++++ EXCERPT ++++

8.06.2009

Dear GayWay #2

A GayWay Query:

Or maybe it's a queery? (ba dum CHA!)

My question for The Grand Wizard of Glittering Gayness is, if you insist on a big, sharp blade for chopping fresh, flat-leaf parsley (DUH!), then why was that paring knife you gave me to cut limes for our margaritas so goddamn dull? :) Wow, there were a lot of commas in that sentence. Which ones did I need and which were superfluous? That's a serious question, by the by.

Signed,

Hunting for a Hone


Dear Ho Hunter,

First of all, your letter didn't include much of a greeting. It pains me to experience the death of the art of letter writing so viscerally, right here on my very own blog. The recipient of a request is more likely to be amenable to said request if greeted warmly and submissively.

++++ EXTRACTED RECORDS ++++

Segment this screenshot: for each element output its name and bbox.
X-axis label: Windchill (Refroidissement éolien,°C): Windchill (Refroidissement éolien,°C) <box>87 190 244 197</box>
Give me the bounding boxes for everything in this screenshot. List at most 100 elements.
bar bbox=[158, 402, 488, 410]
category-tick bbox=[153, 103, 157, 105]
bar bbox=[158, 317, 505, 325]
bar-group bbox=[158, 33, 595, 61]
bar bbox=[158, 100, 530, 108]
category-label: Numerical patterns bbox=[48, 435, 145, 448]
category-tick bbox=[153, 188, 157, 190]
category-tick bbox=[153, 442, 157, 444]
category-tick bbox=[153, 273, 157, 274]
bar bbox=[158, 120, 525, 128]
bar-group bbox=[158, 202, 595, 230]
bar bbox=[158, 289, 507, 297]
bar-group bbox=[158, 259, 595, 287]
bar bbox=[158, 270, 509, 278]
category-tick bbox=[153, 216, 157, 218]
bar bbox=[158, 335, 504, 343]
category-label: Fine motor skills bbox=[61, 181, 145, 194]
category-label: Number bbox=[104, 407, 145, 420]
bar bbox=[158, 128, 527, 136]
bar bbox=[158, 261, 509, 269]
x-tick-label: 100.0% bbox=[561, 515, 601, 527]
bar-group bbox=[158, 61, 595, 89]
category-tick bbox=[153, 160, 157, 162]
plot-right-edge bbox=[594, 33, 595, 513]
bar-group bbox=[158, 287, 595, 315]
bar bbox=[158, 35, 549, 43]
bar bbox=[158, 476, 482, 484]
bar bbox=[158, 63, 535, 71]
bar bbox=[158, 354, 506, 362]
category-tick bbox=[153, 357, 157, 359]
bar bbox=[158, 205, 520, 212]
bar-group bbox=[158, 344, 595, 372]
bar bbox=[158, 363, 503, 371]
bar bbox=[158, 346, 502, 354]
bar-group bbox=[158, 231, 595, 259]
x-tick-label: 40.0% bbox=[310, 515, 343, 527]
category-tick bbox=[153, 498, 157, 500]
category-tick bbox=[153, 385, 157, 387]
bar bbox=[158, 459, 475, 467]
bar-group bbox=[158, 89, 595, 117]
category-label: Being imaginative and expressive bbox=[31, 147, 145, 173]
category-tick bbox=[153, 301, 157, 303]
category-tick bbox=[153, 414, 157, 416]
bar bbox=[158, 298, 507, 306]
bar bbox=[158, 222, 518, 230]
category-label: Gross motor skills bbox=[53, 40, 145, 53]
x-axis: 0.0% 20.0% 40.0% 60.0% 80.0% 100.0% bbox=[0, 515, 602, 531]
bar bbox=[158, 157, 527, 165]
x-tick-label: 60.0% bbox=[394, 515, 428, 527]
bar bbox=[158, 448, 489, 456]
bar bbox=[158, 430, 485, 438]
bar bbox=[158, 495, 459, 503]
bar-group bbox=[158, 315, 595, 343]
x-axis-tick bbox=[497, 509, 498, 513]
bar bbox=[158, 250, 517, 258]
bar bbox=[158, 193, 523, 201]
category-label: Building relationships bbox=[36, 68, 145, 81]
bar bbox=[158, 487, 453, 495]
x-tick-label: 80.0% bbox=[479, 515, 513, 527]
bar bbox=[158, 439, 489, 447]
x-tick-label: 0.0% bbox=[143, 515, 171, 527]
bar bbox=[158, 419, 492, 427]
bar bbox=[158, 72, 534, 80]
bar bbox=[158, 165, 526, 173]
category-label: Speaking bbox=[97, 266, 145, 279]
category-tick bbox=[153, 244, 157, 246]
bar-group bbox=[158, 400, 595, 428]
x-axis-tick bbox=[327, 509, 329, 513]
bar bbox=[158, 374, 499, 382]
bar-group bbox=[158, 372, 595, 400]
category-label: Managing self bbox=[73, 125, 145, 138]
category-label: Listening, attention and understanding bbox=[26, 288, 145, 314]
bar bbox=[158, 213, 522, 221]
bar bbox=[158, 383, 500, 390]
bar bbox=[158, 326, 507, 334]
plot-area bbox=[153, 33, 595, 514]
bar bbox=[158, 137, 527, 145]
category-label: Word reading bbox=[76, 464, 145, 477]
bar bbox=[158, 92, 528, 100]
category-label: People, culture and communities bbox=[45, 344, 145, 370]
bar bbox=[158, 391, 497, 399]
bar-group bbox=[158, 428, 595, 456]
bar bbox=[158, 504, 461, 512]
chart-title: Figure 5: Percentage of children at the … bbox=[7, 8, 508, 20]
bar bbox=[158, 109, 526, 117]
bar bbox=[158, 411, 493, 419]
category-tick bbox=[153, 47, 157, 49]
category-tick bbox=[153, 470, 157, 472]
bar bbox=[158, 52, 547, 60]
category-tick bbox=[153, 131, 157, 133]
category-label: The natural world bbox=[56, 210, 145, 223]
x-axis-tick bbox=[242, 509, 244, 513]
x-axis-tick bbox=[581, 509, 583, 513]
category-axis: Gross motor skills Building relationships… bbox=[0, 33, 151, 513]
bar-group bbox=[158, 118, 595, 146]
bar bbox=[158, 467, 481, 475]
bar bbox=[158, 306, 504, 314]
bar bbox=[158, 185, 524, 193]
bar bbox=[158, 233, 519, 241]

++++

**ASSIGNMENT**
In the blog post above, rewrite more briefly the paragraph that begins "First of all, your letter didn't include much of a greeting," keeping its main facts.

**RESPONSE BOX**
The letter had little greeting, and it pains the writer to see the art of letter writing die so vividly on their own blog. A request is more likely to be granted if the recipient is greeted warmly and submissively.